··· ENTRIES PROVIDED ···

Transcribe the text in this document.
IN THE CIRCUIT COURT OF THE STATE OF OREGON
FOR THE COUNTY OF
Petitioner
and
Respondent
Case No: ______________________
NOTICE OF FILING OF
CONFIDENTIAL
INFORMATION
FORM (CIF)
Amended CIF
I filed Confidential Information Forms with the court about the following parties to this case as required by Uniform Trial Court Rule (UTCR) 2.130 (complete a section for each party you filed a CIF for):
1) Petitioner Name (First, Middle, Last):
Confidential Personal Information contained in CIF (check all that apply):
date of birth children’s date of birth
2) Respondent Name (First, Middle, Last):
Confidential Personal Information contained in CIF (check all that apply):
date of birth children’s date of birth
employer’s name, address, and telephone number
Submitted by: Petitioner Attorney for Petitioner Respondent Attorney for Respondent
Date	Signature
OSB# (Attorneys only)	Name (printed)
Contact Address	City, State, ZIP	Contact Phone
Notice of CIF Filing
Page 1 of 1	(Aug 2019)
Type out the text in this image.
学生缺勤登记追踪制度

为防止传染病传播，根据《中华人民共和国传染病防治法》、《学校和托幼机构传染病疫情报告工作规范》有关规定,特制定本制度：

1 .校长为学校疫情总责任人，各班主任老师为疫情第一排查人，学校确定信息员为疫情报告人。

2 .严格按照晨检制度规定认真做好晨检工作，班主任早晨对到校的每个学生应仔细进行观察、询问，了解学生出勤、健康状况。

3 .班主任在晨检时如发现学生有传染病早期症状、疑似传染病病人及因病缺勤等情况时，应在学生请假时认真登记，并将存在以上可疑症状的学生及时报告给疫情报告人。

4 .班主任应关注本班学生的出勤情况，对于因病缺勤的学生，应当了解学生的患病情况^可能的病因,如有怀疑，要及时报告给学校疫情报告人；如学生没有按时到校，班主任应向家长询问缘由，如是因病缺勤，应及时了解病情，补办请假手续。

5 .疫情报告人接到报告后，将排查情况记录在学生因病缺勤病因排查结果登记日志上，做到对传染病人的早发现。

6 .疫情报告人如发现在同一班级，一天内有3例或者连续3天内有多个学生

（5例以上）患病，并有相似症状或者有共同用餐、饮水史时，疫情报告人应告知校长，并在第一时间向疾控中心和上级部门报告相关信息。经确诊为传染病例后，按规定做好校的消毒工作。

···

AIM: Of the lines in the listing, how many hold the word "Last"? Nothing but the number is needed.

SOLUTION TO THE PROBLEM: 2